What you are asked to do ▸ Repeat every line of the material, character for character.

Data entries ▸
== == ==

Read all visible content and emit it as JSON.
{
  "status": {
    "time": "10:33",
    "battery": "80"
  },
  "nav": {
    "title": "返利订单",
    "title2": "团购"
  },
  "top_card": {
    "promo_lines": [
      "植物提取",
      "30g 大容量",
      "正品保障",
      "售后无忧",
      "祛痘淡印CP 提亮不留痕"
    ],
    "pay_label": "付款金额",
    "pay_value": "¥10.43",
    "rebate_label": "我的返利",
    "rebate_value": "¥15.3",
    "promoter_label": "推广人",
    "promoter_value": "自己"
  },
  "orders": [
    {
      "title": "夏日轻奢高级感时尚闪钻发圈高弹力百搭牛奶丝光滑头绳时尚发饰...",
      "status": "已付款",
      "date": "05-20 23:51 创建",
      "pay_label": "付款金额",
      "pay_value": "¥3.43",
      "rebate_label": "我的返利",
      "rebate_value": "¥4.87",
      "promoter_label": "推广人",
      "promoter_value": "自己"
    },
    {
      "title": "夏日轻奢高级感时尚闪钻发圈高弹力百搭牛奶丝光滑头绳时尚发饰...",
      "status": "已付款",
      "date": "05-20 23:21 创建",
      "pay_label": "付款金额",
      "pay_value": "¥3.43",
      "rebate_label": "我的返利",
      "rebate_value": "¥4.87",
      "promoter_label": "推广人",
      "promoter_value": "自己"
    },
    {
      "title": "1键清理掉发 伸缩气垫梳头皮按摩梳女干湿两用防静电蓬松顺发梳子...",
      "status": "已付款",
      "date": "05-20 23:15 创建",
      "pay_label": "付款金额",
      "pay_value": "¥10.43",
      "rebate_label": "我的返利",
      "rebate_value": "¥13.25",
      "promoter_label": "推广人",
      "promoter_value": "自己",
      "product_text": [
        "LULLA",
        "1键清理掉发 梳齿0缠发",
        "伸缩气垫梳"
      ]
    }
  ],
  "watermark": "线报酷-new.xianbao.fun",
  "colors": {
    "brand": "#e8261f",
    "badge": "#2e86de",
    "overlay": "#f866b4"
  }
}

== == ==

Task output ▸
Read all visible content and emit it as JSON.
{
  "status": {
    "time": "10:33",
    "battery": "80"
  },
  "nav": {
    "title": "返利订单",
    "title2": "团购"
  },
  "top_card": {
    "promo_lines": [
      "植物提取",
      "30g 大容量",
      "正品保障",
      "售后无忧",
      "祛痘淡印CP 提亮不留痕"
    ],
    "pay_label": "付款金额",
    "pay_value": "¥10.43",
    "rebate_label": "我的返利",
    "rebate_value": "¥15.3",
    "promoter_label": "推广人",
    "promoter_value": "自己"
  },
  "orders": [
    {
      "title": "夏日轻奢高级感时尚闪钻发圈高弹力百搭牛奶丝光滑头绳时尚发饰...",
      "status": "已付款",
      "date": "05-20 23:51 创建",
      "pay_label": "付款金额",
      "pay_value": "¥3.43",
      "rebate_label": "我的返利",
      "rebate_value": "¥4.87",
      "promoter_label": "推广人",
      "promoter_value": "自己"
    },
    {
      "title": "夏日轻奢高级感时尚闪钻发圈高弹力百搭牛奶丝光滑头绳时尚发饰...",
      "status": "已付款",
      "date": "05-20 23:21 创建",
      "pay_label": "付款金额",
      "pay_value": "¥3.43",
      "rebate_label": "我的返利",
      "rebate_value": "¥4.87",
      "promoter_label": "推广人",
      "promoter_value": "自己"
    },
    {
      "title": "1键清理掉发 伸缩气垫梳头皮按摩梳女干湿两用防静电蓬松顺发梳子...",
      "status": "已付款",
      "date": "05-20 23:15 创建",
      "pay_label": "付款金额",
      "pay_value": "¥10.43",
      "rebate_label": "我的返利",
      "rebate_value": "¥13.25",
      "promoter_label": "推广人",
      "promoter_value": "自己",
      "product_text": [
        "LULLA",
        "1键清理掉发 梳齿0缠发",
        "伸缩气垫梳"
      ]
    }
  ],
  "watermark": "线报酷-new.xianbao.fun",
  "colors": {
    "brand": "#e8261f",
    "badge": "#2e86de",
    "overlay": "#f866b4"
  }
}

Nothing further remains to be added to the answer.